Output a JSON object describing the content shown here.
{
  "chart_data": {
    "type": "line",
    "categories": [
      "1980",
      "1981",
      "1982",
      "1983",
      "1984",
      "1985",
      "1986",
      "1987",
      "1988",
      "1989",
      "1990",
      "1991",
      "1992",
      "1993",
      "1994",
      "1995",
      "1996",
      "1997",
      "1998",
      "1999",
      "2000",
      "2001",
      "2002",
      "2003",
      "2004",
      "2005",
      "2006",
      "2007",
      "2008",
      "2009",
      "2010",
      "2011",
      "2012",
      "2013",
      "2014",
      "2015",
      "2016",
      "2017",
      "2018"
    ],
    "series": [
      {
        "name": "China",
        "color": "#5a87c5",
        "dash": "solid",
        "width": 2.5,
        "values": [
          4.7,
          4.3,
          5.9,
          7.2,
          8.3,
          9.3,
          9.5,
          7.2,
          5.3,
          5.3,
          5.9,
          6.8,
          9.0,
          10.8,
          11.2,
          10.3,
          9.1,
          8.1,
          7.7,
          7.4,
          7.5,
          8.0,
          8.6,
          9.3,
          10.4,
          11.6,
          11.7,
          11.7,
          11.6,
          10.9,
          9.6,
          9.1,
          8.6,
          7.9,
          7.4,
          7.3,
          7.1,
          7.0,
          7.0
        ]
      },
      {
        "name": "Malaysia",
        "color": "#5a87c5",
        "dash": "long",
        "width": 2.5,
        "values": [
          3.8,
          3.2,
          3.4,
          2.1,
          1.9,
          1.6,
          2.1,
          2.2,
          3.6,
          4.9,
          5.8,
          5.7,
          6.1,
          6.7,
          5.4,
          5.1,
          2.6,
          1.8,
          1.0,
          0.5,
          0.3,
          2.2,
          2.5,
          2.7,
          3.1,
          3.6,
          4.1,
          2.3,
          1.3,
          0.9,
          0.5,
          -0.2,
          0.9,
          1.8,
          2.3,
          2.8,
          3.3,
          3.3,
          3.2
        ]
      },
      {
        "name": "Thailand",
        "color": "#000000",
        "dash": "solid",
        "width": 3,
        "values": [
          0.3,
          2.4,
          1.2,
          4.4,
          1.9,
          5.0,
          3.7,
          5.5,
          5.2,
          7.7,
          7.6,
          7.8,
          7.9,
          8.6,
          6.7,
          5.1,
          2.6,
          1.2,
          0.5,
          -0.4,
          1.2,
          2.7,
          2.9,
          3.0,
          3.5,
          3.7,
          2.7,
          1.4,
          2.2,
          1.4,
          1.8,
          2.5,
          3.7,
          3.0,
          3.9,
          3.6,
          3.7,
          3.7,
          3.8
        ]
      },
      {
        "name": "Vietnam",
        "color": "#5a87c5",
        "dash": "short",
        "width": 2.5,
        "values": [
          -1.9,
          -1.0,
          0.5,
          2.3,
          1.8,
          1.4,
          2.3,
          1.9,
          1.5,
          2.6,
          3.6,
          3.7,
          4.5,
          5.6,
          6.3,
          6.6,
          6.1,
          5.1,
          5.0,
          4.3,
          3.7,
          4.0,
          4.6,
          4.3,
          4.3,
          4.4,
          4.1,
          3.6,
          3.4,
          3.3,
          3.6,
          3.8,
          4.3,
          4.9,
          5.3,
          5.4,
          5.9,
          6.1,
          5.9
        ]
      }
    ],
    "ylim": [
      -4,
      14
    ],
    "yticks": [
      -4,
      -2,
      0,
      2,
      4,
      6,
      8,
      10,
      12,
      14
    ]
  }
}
───
Stated problem:
Each entry above is to be quoted exactly.

Response to this exercise:
Output a JSON object describing the content shown here.
{
  "chart_data": {
    "type": "line",
    "categories": [
      "1980",
      "1981",
      "1982",
      "1983",
      "1984",
      "1985",
      "1986",
      "1987",
      "1988",
      "1989",
      "1990",
      "1991",
      "1992",
      "1993",
      "1994",
      "1995",
      "1996",
      "1997",
      "1998",
      "1999",
      "2000",
      "2001",
      "2002",
      "2003",
      "2004",
      "2005",
      "2006",
      "2007",
      "2008",
      "2009",
      "2010",
      "2011",
      "2012",
      "2013",
      "2014",
      "2015",
      "2016",
      "2017",
      "2018"
    ],
    "series": [
      {
        "name": "China",
        "color": "#5a87c5",
        "dash": "solid",
        "width": 2.5,
        "values": [
          4.7,
          4.3,
          5.9,
          7.2,
          8.3,
          9.3,
          9.5,
          7.2,
          5.3,
          5.3,
          5.9,
          6.8,
          9.0,
          10.8,
          11.2,
          10.3,
          9.1,
          8.1,
          7.7,
          7.4,
          7.5,
          8.0,
          8.6,
          9.3,
          10.4,
          11.6,
          11.7,
          11.7,
          11.6,
          10.9,
          9.6,
          9.1,
          8.6,
          7.9,
          7.4,
          7.3,
          7.1,
          7.0,
          7.0
        ]
      },
      {
        "name": "Malaysia",
        "color": "#5a87c5",
        "dash": "long",
        "width": 2.5,
        "values": [
          3.8,
          3.2,
          3.4,
          2.1,
          1.9,
          1.6,
          2.1,
          2.2,
          3.6,
          4.9,
          5.8,
          5.7,
          6.1,
          6.7,
          5.4,
          5.1,
          2.6,
          1.8,
          1.0,
          0.5,
          0.3,
          2.2,
          2.5,
          2.7,
          3.1,
          3.6,
          4.1,
          2.3,
          1.3,
          0.9,
          0.5,
          -0.2,
          0.9,
          1.8,
          2.3,
          2.8,
          3.3,
          3.3,
          3.2
        ]
      },
      {
        "name": "Thailand",
        "color": "#000000",
        "dash": "solid",
        "width": 3,
        "values": [
          0.3,
          2.4,
          1.2,
          4.4,
          1.9,
          5.0,
          3.7,
          5.5,
          5.2,
          7.7,
          7.6,
          7.8,
          7.9,
          8.6,
          6.7,
          5.1,
          2.6,
          1.2,
          0.5,
          -0.4,
          1.2,
          2.7,
          2.9,
          3.0,
          3.5,
          3.7,
          2.7,
          1.4,
          2.2,
          1.4,
          1.8,
          2.5,
          3.7,
          3.0,
          3.9,
          3.6,
          3.7,
          3.7,
          3.8
        ]
      },
      {
        "name": "Vietnam",
        "color": "#5a87c5",
        "dash": "short",
        "width": 2.5,
        "values": [
          -1.9,
          -1.0,
          0.5,
          2.3,
          1.8,
          1.4,
          2.3,
          1.9,
          1.5,
          2.6,
          3.6,
          3.7,
          4.5,
          5.6,
          6.3,
          6.6,
          6.1,
          5.1,
          5.0,
          4.3,
          3.7,
          4.0,
          4.6,
          4.3,
          4.3,
          4.4,
          4.1,
          3.6,
          3.4,
          3.3,
          3.6,
          3.8,
          4.3,
          4.9,
          5.3,
          5.4,
          5.9,
          6.1,
          5.9
        ]
      }
    ],
    "ylim": [
      -4,
      14
    ],
    "yticks": [
      -4,
      -2,
      0,
      2,
      4,
      6,
      8,
      10,
      12,
      14
    ]
  }
}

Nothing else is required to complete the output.